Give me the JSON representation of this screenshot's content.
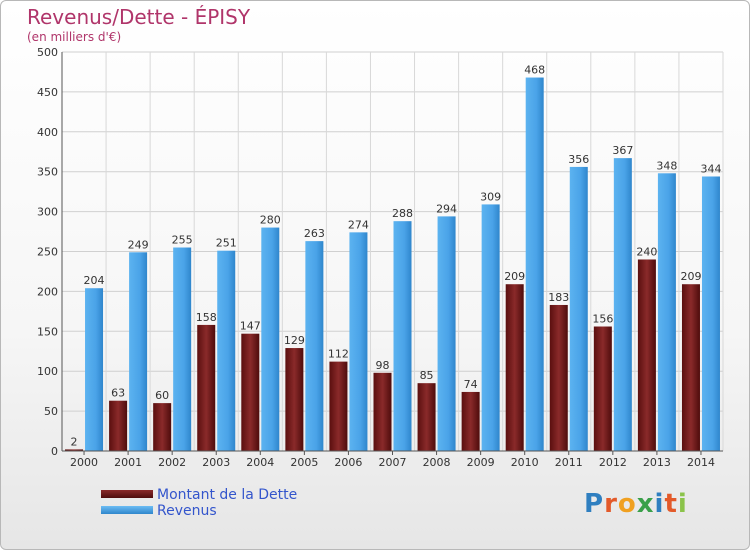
{
  "chart_data": {
    "type": "bar",
    "title": "Revenus/Dette - ÉPISY",
    "subtitle": "(en milliers d'€)",
    "categories": [
      "2000",
      "2001",
      "2002",
      "2003",
      "2004",
      "2005",
      "2006",
      "2007",
      "2008",
      "2009",
      "2010",
      "2011",
      "2012",
      "2013",
      "2014"
    ],
    "series": [
      {
        "name": "Montant de la Dette",
        "color": "#7a1f1f",
        "values": [
          2,
          63,
          60,
          158,
          147,
          129,
          112,
          98,
          85,
          74,
          209,
          183,
          156,
          240,
          209
        ]
      },
      {
        "name": "Revenus",
        "color": "#4aa3e8",
        "values": [
          204,
          249,
          255,
          251,
          280,
          263,
          274,
          288,
          294,
          309,
          468,
          356,
          367,
          348,
          344
        ]
      }
    ],
    "ylim": [
      0,
      500
    ],
    "yticks": [
      0,
      50,
      100,
      150,
      200,
      250,
      300,
      350,
      400,
      450,
      500
    ],
    "grid": true,
    "legend": "bottom-left"
  },
  "logo": {
    "letters": [
      "P",
      "r",
      "o",
      "x",
      "i",
      "t",
      "i"
    ]
  }
}
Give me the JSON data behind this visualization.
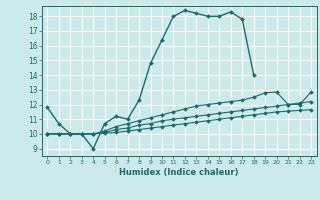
{
  "xlabel": "Humidex (Indice chaleur)",
  "bg_color": "#cceaea",
  "line_color": "#1a6b6b",
  "grid_color": "#ffffff",
  "xlim": [
    -0.5,
    23.5
  ],
  "ylim": [
    8.5,
    18.7
  ],
  "xticks": [
    0,
    1,
    2,
    3,
    4,
    5,
    6,
    7,
    8,
    9,
    10,
    11,
    12,
    13,
    14,
    15,
    16,
    17,
    18,
    19,
    20,
    21,
    22,
    23
  ],
  "yticks": [
    9,
    10,
    11,
    12,
    13,
    14,
    15,
    16,
    17,
    18
  ],
  "lines": [
    {
      "x": [
        0,
        1,
        2,
        3,
        4,
        5,
        6,
        7,
        8,
        9,
        10,
        11,
        12,
        13,
        14,
        15,
        16,
        17,
        18
      ],
      "y": [
        11.8,
        10.7,
        10.0,
        10.0,
        9.0,
        10.7,
        11.2,
        11.0,
        12.3,
        14.8,
        16.4,
        18.0,
        18.4,
        18.2,
        18.0,
        18.0,
        18.3,
        17.8,
        14.0
      ]
    },
    {
      "x": [
        0,
        1,
        2,
        3,
        4,
        5,
        6,
        7,
        8,
        9,
        10,
        11,
        12,
        13,
        14,
        15,
        16,
        17,
        18,
        19,
        20,
        21,
        22,
        23
      ],
      "y": [
        10.0,
        10.0,
        10.0,
        10.0,
        10.0,
        10.2,
        10.5,
        10.7,
        10.9,
        11.1,
        11.3,
        11.5,
        11.7,
        11.9,
        12.0,
        12.1,
        12.2,
        12.3,
        12.5,
        12.8,
        12.85,
        12.0,
        12.0,
        12.85
      ]
    },
    {
      "x": [
        0,
        1,
        2,
        3,
        4,
        5,
        6,
        7,
        8,
        9,
        10,
        11,
        12,
        13,
        14,
        15,
        16,
        17,
        18,
        19,
        20,
        21,
        22,
        23
      ],
      "y": [
        10.0,
        10.0,
        10.0,
        10.0,
        10.0,
        10.1,
        10.3,
        10.4,
        10.6,
        10.7,
        10.9,
        11.0,
        11.1,
        11.2,
        11.3,
        11.4,
        11.5,
        11.6,
        11.7,
        11.8,
        11.9,
        12.0,
        12.1,
        12.2
      ]
    },
    {
      "x": [
        0,
        1,
        2,
        3,
        4,
        5,
        6,
        7,
        8,
        9,
        10,
        11,
        12,
        13,
        14,
        15,
        16,
        17,
        18,
        19,
        20,
        21,
        22,
        23
      ],
      "y": [
        10.0,
        10.0,
        10.0,
        10.0,
        10.0,
        10.05,
        10.1,
        10.2,
        10.3,
        10.4,
        10.5,
        10.6,
        10.7,
        10.8,
        10.9,
        11.0,
        11.1,
        11.2,
        11.3,
        11.4,
        11.5,
        11.55,
        11.6,
        11.65
      ]
    }
  ]
}
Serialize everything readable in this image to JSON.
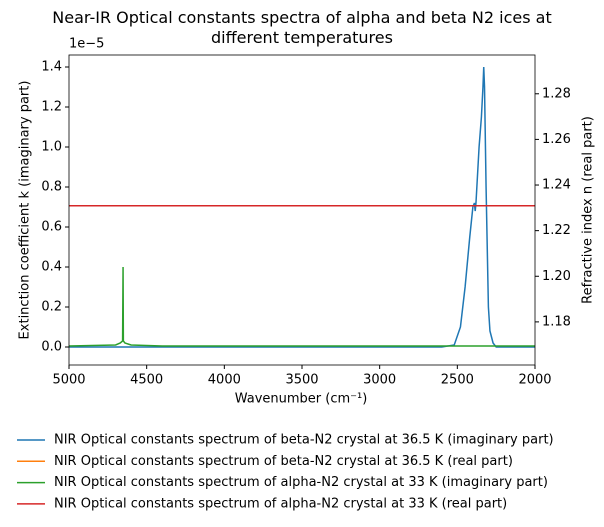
{
  "chart_data": {
    "type": "line",
    "title": "Near-IR Optical constants spectra of alpha and beta N2 ices at different temperatures",
    "xlabel": "Wavenumber (cm⁻¹)",
    "ylabel": "Extinction coefficient k (imaginary part)",
    "y2label": "Refractive index n (real part)",
    "y_offset_text": "1e−5",
    "xlim": [
      5000,
      2000
    ],
    "xticks": [
      5000,
      4500,
      4000,
      3500,
      3000,
      2500,
      2000
    ],
    "ylim": [
      -0.09,
      1.46
    ],
    "yticks": [
      {
        "value": 0,
        "label": "0.0"
      },
      0.2,
      0.4,
      0.6,
      0.8,
      {
        "value": 1,
        "label": "1.0"
      },
      1.2,
      1.4
    ],
    "y2lim": [
      1.1611,
      1.297
    ],
    "y2ticks": [
      1.18,
      {
        "value": 1.2,
        "label": "1.20"
      },
      1.22,
      1.24,
      1.26,
      1.28
    ],
    "series": [
      {
        "name": "NIR Optical constants spectrum of beta-N2 crystal at 36.5 K (imaginary part)",
        "color": "#1f77b4",
        "x": [
          5000,
          2600,
          2520,
          2480,
          2450,
          2420,
          2400,
          2390,
          2385,
          2380,
          2360,
          2345,
          2335,
          2330,
          2325,
          2315,
          2300,
          2290,
          2270,
          2250,
          2000
        ],
        "values": [
          0,
          0,
          0.01,
          0.1,
          0.3,
          0.55,
          0.7,
          0.72,
          0.68,
          0.72,
          1.0,
          1.15,
          1.3,
          1.4,
          1.3,
          0.8,
          0.2,
          0.08,
          0.02,
          0,
          0
        ]
      },
      {
        "name": "NIR Optical constants spectrum of beta-N2 crystal at 36.5 K (real part)",
        "color": "#ff7f0e",
        "axis": "y2",
        "x": [
          5000,
          2000
        ],
        "values": [
          1.2309,
          1.2309
        ]
      },
      {
        "name": "NIR Optical constants spectrum of alpha-N2 crystal at 33 K (imaginary part)",
        "color": "#2ca02c",
        "x": [
          5000,
          4700,
          4670,
          4655,
          4652,
          4650,
          4640,
          4600,
          4400,
          2000
        ],
        "values": [
          0.005,
          0.01,
          0.02,
          0.03,
          0.4,
          0.03,
          0.02,
          0.01,
          0.005,
          0.005
        ]
      },
      {
        "name": "NIR Optical constants spectrum of alpha-N2 crystal at 33 K (real part)",
        "color": "#d62728",
        "axis": "y2",
        "x": [
          5000,
          2000
        ],
        "values": [
          1.2309,
          1.2309
        ]
      }
    ]
  }
}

※

**Exercise directions**
Where a line holds the string "this", copy that line.

**Answer to the task**
Give me the JSON representation of this screenshot's content.
Give me the JSON data behind this visualization.
Serialize everything readable in this image to JSON.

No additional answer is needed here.